◆ Material provided ◆
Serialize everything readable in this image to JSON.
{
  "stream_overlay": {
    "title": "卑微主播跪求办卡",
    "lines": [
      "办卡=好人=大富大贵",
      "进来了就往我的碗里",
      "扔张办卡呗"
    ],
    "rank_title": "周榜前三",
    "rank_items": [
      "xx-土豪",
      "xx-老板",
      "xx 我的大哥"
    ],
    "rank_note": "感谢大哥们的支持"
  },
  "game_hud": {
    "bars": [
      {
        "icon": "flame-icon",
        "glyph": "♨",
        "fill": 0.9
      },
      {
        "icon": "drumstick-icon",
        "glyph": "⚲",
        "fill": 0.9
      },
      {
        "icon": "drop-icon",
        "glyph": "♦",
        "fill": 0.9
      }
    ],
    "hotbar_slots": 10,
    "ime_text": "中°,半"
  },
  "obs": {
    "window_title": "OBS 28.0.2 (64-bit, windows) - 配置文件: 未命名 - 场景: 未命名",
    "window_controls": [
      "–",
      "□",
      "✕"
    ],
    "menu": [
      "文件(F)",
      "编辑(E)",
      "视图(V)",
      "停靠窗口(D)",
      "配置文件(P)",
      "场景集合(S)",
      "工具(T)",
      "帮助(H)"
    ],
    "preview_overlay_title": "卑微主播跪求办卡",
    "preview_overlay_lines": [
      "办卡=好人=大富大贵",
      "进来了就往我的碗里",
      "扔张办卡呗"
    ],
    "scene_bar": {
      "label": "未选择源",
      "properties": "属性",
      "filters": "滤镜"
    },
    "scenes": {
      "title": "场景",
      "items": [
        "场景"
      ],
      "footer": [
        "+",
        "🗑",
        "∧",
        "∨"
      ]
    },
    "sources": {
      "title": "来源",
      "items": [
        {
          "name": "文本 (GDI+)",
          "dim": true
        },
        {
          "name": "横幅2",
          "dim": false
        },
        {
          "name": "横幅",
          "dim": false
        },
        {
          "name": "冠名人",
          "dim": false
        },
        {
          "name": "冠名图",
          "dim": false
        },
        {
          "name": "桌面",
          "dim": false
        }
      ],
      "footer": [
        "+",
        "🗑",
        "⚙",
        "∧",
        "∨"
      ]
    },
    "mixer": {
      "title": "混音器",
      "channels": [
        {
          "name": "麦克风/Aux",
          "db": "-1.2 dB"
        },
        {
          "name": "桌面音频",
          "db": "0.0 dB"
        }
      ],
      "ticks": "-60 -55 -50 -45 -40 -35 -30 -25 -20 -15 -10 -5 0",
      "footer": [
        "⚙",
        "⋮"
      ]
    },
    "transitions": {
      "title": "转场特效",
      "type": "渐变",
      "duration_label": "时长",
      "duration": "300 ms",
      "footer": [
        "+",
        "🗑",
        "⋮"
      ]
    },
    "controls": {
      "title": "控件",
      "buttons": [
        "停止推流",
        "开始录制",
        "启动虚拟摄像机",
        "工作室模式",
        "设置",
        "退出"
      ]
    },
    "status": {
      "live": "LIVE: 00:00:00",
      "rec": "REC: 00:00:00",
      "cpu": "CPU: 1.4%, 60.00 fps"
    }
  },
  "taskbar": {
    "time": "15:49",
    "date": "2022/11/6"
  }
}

◆ Exercise description ◆
Would you reproduce the material above in full, exactly as given?

◆ Solution to this problem ◆
Serialize everything readable in this image to JSON.
{
  "stream_overlay": {
    "title": "卑微主播跪求办卡",
    "lines": [
      "办卡=好人=大富大贵",
      "进来了就往我的碗里",
      "扔张办卡呗"
    ],
    "rank_title": "周榜前三",
    "rank_items": [
      "xx-土豪",
      "xx-老板",
      "xx 我的大哥"
    ],
    "rank_note": "感谢大哥们的支持"
  },
  "game_hud": {
    "bars": [
      {
        "icon": "flame-icon",
        "glyph": "♨",
        "fill": 0.9
      },
      {
        "icon": "drumstick-icon",
        "glyph": "⚲",
        "fill": 0.9
      },
      {
        "icon": "drop-icon",
        "glyph": "♦",
        "fill": 0.9
      }
    ],
    "hotbar_slots": 10,
    "ime_text": "中°,半"
  },
  "obs": {
    "window_title": "OBS 28.0.2 (64-bit, windows) - 配置文件: 未命名 - 场景: 未命名",
    "window_controls": [
      "–",
      "□",
      "✕"
    ],
    "menu": [
      "文件(F)",
      "编辑(E)",
      "视图(V)",
      "停靠窗口(D)",
      "配置文件(P)",
      "场景集合(S)",
      "工具(T)",
      "帮助(H)"
    ],
    "preview_overlay_title": "卑微主播跪求办卡",
    "preview_overlay_lines": [
      "办卡=好人=大富大贵",
      "进来了就往我的碗里",
      "扔张办卡呗"
    ],
    "scene_bar": {
      "label": "未选择源",
      "properties": "属性",
      "filters": "滤镜"
    },
    "scenes": {
      "title": "场景",
      "items": [
        "场景"
      ],
      "footer": [
        "+",
        "🗑",
        "∧",
        "∨"
      ]
    },
    "sources": {
      "title": "来源",
      "items": [
        {
          "name": "文本 (GDI+)",
          "dim": true
        },
        {
          "name": "横幅2",
          "dim": false
        },
        {
          "name": "横幅",
          "dim": false
        },
        {
          "name": "冠名人",
          "dim": false
        },
        {
          "name": "冠名图",
          "dim": false
        },
        {
          "name": "桌面",
          "dim": false
        }
      ],
      "footer": [
        "+",
        "🗑",
        "⚙",
        "∧",
        "∨"
      ]
    },
    "mixer": {
      "title": "混音器",
      "channels": [
        {
          "name": "麦克风/Aux",
          "db": "-1.2 dB"
        },
        {
          "name": "桌面音频",
          "db": "0.0 dB"
        }
      ],
      "ticks": "-60 -55 -50 -45 -40 -35 -30 -25 -20 -15 -10 -5 0",
      "footer": [
        "⚙",
        "⋮"
      ]
    },
    "transitions": {
      "title": "转场特效",
      "type": "渐变",
      "duration_label": "时长",
      "duration": "300 ms",
      "footer": [
        "+",
        "🗑",
        "⋮"
      ]
    },
    "controls": {
      "title": "控件",
      "buttons": [
        "停止推流",
        "开始录制",
        "启动虚拟摄像机",
        "工作室模式",
        "设置",
        "退出"
      ]
    },
    "status": {
      "live": "LIVE: 00:00:00",
      "rec": "REC: 00:00:00",
      "cpu": "CPU: 1.4%, 60.00 fps"
    }
  },
  "taskbar": {
    "time": "15:49",
    "date": "2022/11/6"
  }
}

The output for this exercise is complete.